- Task requirements:
From the listing below, select every line where the word "xlabel" appears.

### Data extract ###

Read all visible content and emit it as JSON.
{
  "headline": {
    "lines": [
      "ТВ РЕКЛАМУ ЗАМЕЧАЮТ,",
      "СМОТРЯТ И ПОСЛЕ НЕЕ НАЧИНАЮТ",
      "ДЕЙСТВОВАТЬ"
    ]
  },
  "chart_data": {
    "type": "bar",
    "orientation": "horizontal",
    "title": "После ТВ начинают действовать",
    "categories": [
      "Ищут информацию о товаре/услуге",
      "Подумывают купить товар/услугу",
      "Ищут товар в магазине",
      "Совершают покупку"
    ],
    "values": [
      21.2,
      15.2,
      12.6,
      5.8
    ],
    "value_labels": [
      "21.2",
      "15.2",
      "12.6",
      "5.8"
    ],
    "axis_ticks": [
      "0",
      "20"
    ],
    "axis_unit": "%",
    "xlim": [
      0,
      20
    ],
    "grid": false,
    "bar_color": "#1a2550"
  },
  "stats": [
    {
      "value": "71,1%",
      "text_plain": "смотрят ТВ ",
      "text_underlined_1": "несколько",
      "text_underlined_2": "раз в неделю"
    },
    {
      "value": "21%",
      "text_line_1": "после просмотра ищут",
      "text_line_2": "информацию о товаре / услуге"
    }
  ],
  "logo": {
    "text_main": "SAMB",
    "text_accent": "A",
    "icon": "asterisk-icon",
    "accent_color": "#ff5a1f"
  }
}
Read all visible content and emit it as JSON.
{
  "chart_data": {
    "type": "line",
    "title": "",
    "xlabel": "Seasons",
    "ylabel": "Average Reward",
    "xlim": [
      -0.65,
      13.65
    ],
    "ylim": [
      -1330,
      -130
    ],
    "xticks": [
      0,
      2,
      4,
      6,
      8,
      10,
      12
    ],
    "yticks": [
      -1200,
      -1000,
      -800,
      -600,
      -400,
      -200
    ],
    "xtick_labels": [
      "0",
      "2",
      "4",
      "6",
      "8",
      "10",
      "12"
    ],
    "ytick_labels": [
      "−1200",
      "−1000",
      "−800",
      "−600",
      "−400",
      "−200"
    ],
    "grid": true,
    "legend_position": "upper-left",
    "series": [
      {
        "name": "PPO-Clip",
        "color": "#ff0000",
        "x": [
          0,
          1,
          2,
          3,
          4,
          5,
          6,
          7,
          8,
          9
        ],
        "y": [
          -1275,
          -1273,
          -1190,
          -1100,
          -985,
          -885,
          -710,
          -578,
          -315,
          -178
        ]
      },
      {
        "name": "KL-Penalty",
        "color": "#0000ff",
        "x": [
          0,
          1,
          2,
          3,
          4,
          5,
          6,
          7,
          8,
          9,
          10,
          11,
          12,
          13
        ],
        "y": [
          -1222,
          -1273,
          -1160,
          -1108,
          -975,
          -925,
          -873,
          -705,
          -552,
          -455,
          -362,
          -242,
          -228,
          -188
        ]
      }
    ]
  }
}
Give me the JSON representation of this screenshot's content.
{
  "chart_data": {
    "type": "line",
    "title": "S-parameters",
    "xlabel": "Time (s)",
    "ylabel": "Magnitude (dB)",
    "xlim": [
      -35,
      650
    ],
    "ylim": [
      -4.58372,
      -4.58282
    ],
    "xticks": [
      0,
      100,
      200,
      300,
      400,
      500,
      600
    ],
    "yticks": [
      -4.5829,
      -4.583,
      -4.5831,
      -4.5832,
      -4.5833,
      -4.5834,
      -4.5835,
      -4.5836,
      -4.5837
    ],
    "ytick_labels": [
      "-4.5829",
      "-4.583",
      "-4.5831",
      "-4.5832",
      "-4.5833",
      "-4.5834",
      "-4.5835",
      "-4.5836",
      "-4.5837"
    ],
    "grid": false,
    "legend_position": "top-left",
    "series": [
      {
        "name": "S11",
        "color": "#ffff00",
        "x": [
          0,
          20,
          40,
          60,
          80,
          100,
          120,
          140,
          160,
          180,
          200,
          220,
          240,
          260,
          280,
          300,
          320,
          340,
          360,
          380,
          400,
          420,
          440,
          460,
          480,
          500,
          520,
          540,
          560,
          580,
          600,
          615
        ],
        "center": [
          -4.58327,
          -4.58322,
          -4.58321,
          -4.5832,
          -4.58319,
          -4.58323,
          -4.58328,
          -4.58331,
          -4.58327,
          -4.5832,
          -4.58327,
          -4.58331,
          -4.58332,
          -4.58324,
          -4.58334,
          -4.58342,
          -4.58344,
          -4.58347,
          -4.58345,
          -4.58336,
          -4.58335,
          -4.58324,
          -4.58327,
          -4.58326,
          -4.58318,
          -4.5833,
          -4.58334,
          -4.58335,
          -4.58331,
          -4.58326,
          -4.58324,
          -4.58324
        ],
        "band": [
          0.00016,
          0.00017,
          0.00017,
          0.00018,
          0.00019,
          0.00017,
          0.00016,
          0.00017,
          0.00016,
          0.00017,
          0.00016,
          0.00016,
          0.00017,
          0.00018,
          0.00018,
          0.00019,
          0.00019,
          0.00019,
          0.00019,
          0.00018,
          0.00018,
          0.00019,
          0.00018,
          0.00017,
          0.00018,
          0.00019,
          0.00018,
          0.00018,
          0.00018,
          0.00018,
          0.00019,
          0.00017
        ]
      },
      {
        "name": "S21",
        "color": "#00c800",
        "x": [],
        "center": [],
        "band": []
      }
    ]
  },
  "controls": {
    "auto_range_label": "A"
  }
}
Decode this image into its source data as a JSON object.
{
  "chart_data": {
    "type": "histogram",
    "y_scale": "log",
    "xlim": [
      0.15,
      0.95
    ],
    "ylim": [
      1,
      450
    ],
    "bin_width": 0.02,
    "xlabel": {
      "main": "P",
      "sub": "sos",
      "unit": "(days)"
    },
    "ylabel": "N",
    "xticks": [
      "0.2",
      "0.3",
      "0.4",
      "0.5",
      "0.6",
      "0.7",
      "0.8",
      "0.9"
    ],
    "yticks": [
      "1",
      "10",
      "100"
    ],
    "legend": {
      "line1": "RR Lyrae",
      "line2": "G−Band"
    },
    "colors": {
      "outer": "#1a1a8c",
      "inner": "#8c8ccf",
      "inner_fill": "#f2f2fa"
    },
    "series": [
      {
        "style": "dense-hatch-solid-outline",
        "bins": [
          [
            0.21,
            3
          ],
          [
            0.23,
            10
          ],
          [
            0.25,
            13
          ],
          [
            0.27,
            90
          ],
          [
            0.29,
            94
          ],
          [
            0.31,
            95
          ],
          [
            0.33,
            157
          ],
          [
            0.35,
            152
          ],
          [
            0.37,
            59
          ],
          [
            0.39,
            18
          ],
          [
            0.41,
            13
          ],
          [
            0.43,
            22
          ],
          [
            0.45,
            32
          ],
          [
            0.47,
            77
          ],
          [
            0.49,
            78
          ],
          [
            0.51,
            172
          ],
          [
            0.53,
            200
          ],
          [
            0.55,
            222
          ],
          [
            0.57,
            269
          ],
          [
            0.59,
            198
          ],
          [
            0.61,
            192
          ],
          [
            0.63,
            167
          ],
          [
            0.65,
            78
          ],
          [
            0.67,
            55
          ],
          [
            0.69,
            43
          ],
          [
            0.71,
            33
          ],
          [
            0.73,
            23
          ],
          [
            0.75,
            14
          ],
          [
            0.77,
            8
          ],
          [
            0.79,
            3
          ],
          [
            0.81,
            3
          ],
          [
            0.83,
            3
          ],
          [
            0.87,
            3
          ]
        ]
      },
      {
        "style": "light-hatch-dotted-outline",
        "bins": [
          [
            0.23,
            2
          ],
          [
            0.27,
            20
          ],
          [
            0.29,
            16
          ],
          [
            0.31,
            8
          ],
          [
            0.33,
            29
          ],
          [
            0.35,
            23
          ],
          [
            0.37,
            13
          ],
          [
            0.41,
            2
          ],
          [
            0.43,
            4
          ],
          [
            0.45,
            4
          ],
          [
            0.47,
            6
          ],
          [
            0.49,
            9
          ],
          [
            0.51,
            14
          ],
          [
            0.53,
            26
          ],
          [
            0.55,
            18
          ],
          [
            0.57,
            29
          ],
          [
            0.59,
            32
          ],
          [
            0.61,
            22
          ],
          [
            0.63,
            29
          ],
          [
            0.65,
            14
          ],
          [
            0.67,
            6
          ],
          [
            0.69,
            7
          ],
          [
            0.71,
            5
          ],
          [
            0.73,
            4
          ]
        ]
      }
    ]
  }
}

###

- Output below:
    "xlabel": "Seasons",
    "xlabel": "Time (s)",
    "xlabel": {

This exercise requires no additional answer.